* Ausgangstext *
Am Freitag jedoch zeigte sich: Die Gasspeicher in Österreich füllen sich aktuell nicht so schnell wie gehofft. Dies teilte das zuständige Klimaministerium von Leonore Gewessler (Grüne) mit. Demnach sei die Einspeicherung in die österreichischen Speicher seit Dienstag dieser Woche "merklich zurückgegangen", so Gewessler in einer schriftlichen Stellungnahme. Die Ministerin kündigte für kommenden Dienstag eine Lageeinschätzung der Bundesregierung an. Ursache für die niedrigen Einspeicherraten sind laut ersten Analysen hohe Gasexporte von Österreich nach Italien.

"Die Lage ist ernst", ließ jedenfalls Gewessler per schriftlicher Erklärung wissen. "Es ist wichtig, dass wir die Ursachen genau analysieren. Am Dienstag werden wir in der Bundesregierung über mögliche weitere Schritte entscheiden. Oberste Priorität hat immer die sichere Versorgung von Haushalten und sozialen Einrichtungen".

* Aufgabenstellung *
#1 Gib bitte den Abschnitt aus dem Text über die Gasspeicher wieder, der mit den Worten „Am Freitag jedoch“ beginnt und mit „Österreich nach Italien.“ schließt, und ersetze darin „Klimaministerium“ durch „Umweltministerium“.
#2 Führe den Text über die Gasspeicher nach seinem letzten Satz weiter.

* Material *
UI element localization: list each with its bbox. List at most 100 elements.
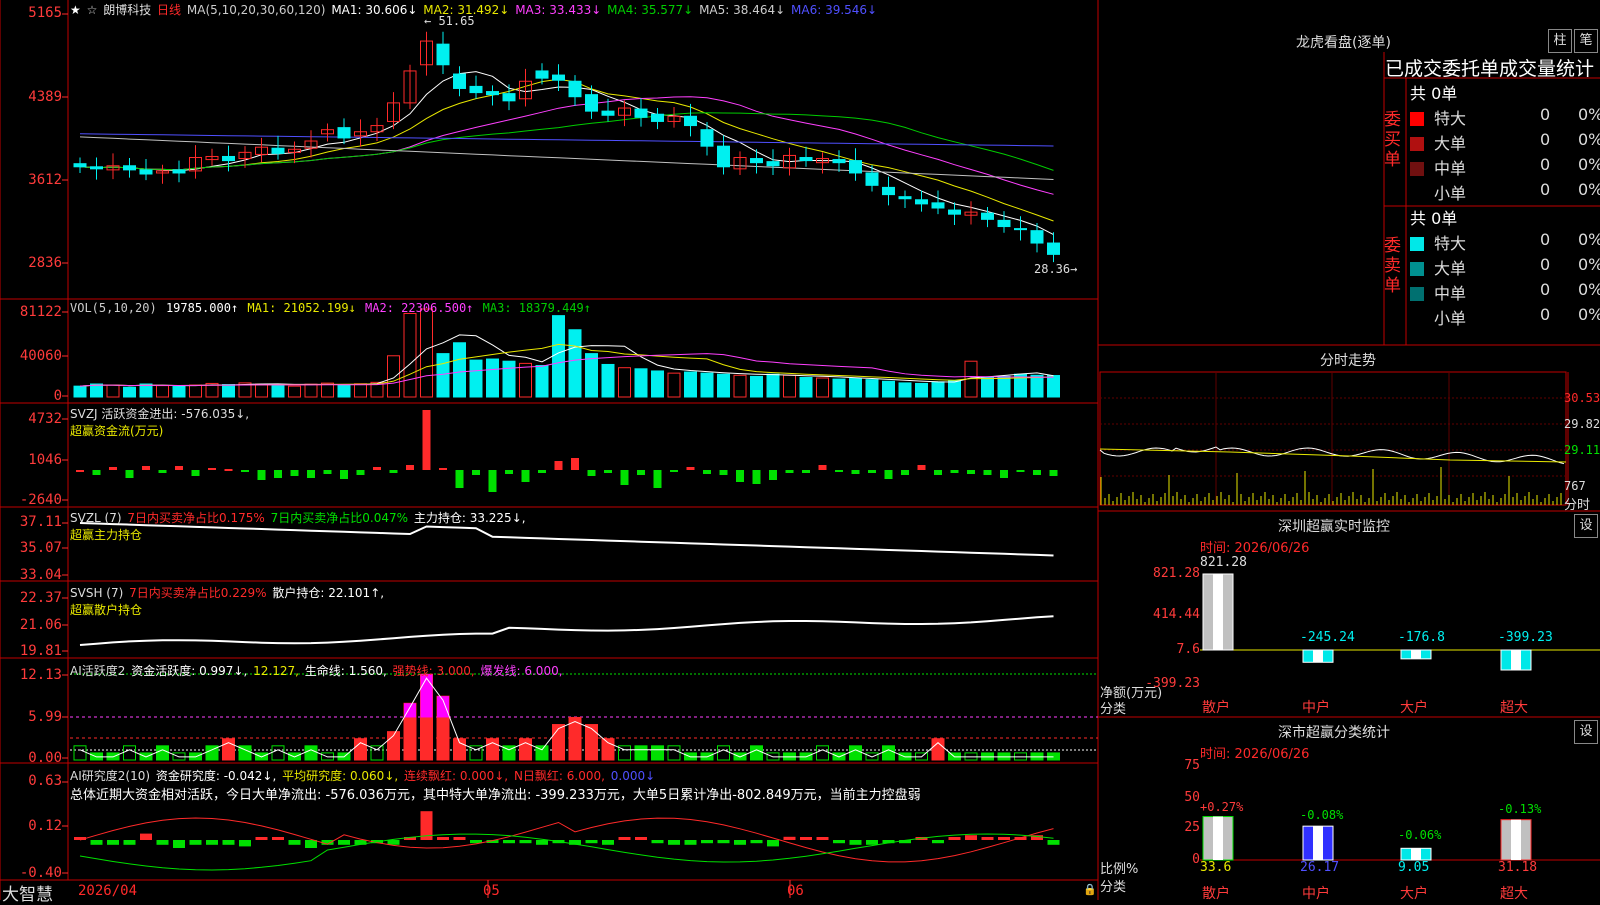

* Antworten je Aufgabe *
#1
Am Freitag jedoch zeigte sich: Die Gasspeicher in Österreich füllen sich aktuell nicht so schnell wie gehofft. Dies teilte das zuständige Umweltministerium von Leonore Gewessler (Grüne) mit. Demnach sei die Einspeicherung in die österreichischen Speicher seit Dienstag dieser Woche "merklich zurückgegangen", so Gewessler in einer schriftlichen Stellungnahme. Die Ministerin kündigte für kommenden Dienstag eine Lageeinschätzung der Bundesregierung an. Ursache für die niedrigen Einspeicherraten sind laut ersten Analysen hohe Gasexporte von Österreich nach Italien.

#2
Einspeicherrate sinkt

Wie geht es nun weiter? Sollte sich abzeichnen, dass Österreich die 80 Prozent Speicherstand bei Winterbeginn nicht erreicht, wird die Alarmstufe im nationalen Gasnotfallplan ausgerufen – es wäre die zweite von drei Stufen. Derzeit befindet sich das Land noch eine Stufe darunter, in der Frühwarnstufe, und dies seit 30. März. In dieser Phase tagt lediglich ein Krisenstab, und Gasflüsse nach Österreich werden verstärkt beobachtet.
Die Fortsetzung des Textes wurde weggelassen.